# [Problem to work on]
Copy each line of the records that contains the word "Public".

# [Exercise materials]
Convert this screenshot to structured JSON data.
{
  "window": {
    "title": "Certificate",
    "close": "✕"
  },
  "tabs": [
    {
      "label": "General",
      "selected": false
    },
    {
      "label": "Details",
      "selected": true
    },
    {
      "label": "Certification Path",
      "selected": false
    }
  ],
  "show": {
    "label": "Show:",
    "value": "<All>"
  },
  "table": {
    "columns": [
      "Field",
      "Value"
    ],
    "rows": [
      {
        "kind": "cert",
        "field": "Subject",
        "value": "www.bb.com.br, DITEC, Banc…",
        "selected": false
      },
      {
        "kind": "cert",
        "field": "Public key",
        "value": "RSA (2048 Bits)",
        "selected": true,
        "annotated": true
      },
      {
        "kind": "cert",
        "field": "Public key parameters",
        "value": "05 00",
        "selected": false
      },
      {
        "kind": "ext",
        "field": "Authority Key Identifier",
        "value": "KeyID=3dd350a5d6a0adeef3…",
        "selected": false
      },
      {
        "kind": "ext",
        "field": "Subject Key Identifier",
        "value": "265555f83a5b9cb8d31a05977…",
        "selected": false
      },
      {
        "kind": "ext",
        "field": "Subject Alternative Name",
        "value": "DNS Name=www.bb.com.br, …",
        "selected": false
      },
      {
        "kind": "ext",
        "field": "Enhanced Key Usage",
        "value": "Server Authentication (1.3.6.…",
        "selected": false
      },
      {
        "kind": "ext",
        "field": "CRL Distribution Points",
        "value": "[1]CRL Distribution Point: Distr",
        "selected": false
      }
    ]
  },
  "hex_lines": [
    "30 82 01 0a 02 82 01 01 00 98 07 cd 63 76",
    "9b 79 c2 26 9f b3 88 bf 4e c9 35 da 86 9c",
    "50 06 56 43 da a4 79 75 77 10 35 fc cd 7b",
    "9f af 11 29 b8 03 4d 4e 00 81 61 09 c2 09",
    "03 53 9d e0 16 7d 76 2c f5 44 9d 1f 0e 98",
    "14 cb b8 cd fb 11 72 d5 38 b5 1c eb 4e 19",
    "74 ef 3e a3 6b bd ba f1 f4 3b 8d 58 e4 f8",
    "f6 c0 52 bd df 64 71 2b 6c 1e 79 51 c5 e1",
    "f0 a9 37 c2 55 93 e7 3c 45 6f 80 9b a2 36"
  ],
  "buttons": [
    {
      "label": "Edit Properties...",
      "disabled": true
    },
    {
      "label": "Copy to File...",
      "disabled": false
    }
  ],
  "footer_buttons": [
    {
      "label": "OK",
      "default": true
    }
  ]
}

# [Written response]
        "field": "Public key",
        "field": "Public key parameters",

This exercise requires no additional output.